Make an exact copy of the listing below.

[Extracts from a graphics dataset]
---*---
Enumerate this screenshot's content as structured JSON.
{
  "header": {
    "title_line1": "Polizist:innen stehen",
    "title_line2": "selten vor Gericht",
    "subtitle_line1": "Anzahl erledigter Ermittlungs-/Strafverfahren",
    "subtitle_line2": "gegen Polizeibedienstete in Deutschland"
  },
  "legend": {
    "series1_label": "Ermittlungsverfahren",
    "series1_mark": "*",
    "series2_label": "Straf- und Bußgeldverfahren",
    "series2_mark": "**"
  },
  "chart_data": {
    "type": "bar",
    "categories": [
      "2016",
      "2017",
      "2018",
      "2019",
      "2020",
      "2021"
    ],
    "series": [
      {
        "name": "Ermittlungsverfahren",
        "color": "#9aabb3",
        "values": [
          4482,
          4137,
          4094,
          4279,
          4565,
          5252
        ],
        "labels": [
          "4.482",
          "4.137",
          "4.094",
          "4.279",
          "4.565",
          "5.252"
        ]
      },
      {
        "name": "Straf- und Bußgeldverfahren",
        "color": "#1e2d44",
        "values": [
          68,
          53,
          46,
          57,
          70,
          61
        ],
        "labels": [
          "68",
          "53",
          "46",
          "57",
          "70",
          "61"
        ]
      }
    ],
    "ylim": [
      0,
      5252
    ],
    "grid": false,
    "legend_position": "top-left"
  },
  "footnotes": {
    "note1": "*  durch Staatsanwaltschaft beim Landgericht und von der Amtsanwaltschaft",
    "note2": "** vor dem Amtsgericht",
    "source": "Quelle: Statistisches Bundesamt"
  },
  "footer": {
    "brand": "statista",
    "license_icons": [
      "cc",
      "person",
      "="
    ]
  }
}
---*---
■ **COMPLETE OUTPUT**:
Enumerate this screenshot's content as structured JSON.
{
  "header": {
    "title_line1": "Polizist:innen stehen",
    "title_line2": "selten vor Gericht",
    "subtitle_line1": "Anzahl erledigter Ermittlungs-/Strafverfahren",
    "subtitle_line2": "gegen Polizeibedienstete in Deutschland"
  },
  "legend": {
    "series1_label": "Ermittlungsverfahren",
    "series1_mark": "*",
    "series2_label": "Straf- und Bußgeldverfahren",
    "series2_mark": "**"
  },
  "chart_data": {
    "type": "bar",
    "categories": [
      "2016",
      "2017",
      "2018",
      "2019",
      "2020",
      "2021"
    ],
    "series": [
      {
        "name": "Ermittlungsverfahren",
        "color": "#9aabb3",
        "values": [
          4482,
          4137,
          4094,
          4279,
          4565,
          5252
        ],
        "labels": [
          "4.482",
          "4.137",
          "4.094",
          "4.279",
          "4.565",
          "5.252"
        ]
      },
      {
        "name": "Straf- und Bußgeldverfahren",
        "color": "#1e2d44",
        "values": [
          68,
          53,
          46,
          57,
          70,
          61
        ],
        "labels": [
          "68",
          "53",
          "46",
          "57",
          "70",
          "61"
        ]
      }
    ],
    "ylim": [
      0,
      5252
    ],
    "grid": false,
    "legend_position": "top-left"
  },
  "footnotes": {
    "note1": "*  durch Staatsanwaltschaft beim Landgericht und von der Amtsanwaltschaft",
    "note2": "** vor dem Amtsgericht",
    "source": "Quelle: Statistisches Bundesamt"
  },
  "footer": {
    "brand": "statista",
    "license_icons": [
      "cc",
      "person",
      "="
    ]
  }
}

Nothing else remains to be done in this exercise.